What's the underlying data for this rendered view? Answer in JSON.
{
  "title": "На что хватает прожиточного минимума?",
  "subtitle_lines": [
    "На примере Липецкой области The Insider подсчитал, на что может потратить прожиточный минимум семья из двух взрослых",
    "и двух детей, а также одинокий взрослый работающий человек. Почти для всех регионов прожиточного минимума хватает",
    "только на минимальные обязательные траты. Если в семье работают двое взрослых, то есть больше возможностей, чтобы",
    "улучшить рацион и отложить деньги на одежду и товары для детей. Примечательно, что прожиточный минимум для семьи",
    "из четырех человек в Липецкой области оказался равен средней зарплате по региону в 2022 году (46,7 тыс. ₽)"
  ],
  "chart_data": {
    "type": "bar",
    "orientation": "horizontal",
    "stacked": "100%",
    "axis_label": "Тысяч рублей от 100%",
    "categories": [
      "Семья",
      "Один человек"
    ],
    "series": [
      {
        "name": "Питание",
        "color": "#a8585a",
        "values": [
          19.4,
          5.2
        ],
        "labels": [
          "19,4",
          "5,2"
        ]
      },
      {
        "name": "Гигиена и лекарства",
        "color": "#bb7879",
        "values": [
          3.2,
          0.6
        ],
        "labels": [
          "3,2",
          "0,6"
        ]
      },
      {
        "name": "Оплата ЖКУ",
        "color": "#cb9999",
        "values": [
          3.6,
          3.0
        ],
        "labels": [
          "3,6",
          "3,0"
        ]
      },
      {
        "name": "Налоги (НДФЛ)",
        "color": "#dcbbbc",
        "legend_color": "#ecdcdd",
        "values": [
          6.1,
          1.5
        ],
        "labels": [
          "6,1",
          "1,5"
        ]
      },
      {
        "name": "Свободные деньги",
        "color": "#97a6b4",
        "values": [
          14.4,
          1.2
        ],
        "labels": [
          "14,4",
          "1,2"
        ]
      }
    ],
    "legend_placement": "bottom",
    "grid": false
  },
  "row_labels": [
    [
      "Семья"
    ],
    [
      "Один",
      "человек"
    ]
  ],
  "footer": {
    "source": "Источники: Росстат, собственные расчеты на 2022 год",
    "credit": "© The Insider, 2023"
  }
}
········
### GIVEN PROBLEM
Identify how many lines in the entries above include the string "хватает", then state that number alone.

### RESPONSE FOR THIS EXERCISE
2